◆ **Stated problem**
Present every line in which the string "Salud" appears.

Dataset items
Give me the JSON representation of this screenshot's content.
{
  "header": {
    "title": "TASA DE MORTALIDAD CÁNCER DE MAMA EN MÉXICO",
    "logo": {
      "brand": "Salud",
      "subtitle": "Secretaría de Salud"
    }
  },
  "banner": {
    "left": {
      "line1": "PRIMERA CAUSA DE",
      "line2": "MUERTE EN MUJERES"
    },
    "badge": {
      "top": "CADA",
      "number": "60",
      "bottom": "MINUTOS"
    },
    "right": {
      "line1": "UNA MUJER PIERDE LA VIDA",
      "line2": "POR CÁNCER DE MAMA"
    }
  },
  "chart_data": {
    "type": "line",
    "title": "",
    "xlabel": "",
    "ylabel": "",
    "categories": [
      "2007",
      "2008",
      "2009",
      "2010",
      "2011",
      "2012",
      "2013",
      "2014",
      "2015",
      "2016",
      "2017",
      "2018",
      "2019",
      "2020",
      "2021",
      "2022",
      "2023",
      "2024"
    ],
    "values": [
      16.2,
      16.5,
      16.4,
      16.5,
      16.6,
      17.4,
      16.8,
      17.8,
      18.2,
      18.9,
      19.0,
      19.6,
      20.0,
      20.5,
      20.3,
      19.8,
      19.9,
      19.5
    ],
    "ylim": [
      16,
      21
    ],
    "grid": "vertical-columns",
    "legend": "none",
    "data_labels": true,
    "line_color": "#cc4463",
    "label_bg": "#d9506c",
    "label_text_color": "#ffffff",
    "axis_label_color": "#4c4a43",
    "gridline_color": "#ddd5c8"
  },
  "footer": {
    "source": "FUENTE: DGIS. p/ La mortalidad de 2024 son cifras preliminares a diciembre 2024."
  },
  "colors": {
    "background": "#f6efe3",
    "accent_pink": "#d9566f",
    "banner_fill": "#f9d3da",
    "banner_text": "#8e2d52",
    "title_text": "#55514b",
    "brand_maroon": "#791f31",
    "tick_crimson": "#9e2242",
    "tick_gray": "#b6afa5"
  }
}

◆ **Response**
      "brand": "Salud",
      "subtitle": "Secretaría de Salud"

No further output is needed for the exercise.